* Start Information provided *
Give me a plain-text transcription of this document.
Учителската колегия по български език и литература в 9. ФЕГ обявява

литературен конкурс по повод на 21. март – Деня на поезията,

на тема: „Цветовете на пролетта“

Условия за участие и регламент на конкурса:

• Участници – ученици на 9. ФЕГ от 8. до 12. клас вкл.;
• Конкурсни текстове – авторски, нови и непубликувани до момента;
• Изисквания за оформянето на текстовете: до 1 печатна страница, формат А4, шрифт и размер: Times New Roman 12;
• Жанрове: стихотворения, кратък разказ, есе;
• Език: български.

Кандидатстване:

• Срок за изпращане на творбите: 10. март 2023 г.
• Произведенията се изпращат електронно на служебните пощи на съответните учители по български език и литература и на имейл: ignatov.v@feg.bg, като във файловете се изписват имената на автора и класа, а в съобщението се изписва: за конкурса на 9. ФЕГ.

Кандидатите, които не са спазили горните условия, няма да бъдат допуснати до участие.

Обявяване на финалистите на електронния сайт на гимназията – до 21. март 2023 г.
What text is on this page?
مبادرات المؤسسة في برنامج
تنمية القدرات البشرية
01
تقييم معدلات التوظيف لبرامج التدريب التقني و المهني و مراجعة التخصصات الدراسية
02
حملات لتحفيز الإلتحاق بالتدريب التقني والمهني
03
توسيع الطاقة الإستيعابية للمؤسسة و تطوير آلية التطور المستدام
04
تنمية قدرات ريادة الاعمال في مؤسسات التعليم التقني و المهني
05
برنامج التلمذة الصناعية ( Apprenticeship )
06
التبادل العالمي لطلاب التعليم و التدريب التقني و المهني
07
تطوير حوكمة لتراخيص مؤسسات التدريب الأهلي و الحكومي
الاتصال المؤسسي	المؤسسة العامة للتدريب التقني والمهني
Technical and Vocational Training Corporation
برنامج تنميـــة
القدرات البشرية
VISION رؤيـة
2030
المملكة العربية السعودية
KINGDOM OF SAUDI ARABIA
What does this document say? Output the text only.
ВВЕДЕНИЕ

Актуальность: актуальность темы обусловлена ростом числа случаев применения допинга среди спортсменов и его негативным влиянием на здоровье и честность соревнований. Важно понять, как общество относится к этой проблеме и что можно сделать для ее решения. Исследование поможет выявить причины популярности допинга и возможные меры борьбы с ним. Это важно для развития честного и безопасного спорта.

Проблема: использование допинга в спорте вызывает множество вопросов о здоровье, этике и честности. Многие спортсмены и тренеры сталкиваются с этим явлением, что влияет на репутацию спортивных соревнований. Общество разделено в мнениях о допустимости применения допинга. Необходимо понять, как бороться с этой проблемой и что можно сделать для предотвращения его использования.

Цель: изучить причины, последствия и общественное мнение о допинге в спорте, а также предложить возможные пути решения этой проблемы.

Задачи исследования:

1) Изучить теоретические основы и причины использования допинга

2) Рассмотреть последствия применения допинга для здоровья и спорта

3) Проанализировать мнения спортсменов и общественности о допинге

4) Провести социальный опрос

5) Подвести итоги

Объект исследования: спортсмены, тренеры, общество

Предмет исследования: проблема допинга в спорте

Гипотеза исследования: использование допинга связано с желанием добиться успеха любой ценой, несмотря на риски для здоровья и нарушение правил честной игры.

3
* End Information provided *
== What you should do ==
Return every line above in which the string "допинге" occurs.

== Response to the task ==
Цель: изучить причины, последствия и общественное мнение о допинге в спорте, а также предложить возможные пути решения этой проблемы.
3) Проанализировать мнения спортсменов и общественности о допинге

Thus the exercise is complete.